:: Recorded data ::
▼
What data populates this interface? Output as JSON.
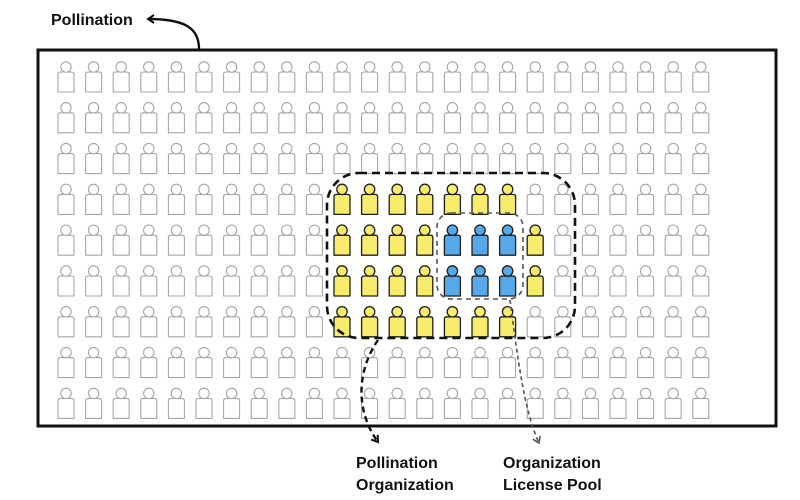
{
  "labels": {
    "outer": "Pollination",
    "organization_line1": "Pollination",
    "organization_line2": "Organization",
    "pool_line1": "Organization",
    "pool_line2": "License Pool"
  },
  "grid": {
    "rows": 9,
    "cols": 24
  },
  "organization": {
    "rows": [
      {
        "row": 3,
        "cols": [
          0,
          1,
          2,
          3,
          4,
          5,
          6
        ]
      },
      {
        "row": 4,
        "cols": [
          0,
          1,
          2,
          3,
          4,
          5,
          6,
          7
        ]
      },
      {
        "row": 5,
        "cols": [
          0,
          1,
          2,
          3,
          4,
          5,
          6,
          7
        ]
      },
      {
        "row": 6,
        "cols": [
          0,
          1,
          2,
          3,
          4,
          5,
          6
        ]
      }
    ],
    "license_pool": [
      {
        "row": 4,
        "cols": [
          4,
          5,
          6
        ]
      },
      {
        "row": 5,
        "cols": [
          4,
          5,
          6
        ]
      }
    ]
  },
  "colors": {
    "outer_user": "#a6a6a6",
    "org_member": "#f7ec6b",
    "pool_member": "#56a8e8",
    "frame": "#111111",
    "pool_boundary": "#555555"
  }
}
▲
▼
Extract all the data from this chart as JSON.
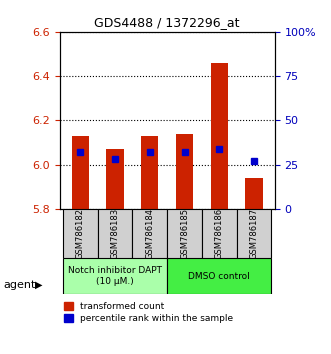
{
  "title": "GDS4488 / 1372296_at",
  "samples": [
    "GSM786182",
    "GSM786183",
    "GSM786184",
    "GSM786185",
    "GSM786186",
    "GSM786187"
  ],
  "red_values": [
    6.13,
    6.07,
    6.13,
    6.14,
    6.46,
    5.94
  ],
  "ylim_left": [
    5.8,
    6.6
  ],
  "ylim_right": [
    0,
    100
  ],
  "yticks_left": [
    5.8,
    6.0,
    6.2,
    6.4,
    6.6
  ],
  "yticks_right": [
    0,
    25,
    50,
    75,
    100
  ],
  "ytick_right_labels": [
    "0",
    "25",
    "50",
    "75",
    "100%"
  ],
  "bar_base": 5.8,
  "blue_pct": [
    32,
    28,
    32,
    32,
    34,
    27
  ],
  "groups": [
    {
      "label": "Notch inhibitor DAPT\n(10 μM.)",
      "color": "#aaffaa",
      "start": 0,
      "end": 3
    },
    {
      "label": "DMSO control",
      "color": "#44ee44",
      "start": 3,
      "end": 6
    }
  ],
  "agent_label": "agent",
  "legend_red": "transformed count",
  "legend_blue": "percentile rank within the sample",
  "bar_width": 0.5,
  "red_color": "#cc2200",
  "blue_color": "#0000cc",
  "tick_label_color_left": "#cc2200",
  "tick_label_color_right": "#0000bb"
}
▲
▼
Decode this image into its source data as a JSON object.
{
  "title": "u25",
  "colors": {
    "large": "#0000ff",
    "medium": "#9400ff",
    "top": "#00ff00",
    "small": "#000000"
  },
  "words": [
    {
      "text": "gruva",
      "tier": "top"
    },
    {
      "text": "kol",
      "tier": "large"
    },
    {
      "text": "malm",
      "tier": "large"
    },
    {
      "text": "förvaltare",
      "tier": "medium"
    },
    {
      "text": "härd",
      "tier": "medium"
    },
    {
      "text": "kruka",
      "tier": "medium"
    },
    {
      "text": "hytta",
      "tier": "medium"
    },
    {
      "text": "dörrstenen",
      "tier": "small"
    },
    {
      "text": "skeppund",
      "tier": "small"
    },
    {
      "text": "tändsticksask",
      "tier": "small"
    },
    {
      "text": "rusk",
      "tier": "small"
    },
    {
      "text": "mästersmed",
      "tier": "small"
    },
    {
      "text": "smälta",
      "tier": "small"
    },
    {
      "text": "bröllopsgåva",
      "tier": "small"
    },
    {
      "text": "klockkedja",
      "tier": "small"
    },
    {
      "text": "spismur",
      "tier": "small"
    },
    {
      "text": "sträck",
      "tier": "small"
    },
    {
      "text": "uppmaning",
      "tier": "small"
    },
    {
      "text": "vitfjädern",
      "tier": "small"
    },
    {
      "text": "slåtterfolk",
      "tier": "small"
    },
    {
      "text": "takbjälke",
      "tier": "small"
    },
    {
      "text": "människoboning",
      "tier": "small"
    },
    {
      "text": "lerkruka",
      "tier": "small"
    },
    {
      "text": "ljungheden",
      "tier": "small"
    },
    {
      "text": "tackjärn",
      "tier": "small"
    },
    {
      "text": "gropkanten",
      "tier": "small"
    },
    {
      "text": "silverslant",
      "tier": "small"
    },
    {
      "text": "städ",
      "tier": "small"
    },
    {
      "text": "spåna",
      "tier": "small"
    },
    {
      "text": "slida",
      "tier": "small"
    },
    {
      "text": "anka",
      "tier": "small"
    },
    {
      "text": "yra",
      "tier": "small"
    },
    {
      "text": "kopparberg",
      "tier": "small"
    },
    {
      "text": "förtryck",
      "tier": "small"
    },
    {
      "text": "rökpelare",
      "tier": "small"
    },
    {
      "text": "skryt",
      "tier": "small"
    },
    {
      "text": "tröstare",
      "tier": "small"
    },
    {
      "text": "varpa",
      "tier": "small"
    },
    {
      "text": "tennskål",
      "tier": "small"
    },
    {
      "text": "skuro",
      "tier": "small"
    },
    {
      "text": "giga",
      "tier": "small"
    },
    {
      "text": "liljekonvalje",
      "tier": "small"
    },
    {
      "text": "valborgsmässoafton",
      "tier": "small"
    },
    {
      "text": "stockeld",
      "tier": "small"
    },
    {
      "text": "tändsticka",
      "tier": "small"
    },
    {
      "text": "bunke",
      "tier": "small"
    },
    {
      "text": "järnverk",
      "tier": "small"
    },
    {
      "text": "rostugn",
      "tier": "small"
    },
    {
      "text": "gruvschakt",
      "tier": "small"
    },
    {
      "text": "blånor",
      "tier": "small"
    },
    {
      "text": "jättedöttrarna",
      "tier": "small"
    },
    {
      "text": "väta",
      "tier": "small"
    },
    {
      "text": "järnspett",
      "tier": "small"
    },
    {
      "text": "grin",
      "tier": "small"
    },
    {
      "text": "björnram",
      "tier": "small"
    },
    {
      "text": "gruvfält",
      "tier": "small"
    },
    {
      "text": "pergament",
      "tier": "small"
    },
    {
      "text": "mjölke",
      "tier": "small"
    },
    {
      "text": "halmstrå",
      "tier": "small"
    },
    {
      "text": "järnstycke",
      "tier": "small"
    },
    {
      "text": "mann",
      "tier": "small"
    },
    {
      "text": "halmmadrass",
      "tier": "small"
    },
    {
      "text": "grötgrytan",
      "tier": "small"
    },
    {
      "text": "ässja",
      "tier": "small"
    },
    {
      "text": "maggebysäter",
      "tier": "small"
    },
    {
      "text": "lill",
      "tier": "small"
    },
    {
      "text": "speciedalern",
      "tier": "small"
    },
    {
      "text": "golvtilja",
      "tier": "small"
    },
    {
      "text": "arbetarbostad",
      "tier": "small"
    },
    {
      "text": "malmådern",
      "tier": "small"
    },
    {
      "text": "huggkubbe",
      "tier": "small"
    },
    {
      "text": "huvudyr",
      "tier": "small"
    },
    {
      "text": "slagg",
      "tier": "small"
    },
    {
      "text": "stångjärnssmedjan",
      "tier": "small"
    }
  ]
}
▲
:: Set task ::
Which lines hold the string "JSON"? List them all.

:: Expected output ::
What data populates this interface? Output as JSON.
Extract all the data from this chart as JSON.
Decode this image into its source data as a JSON object.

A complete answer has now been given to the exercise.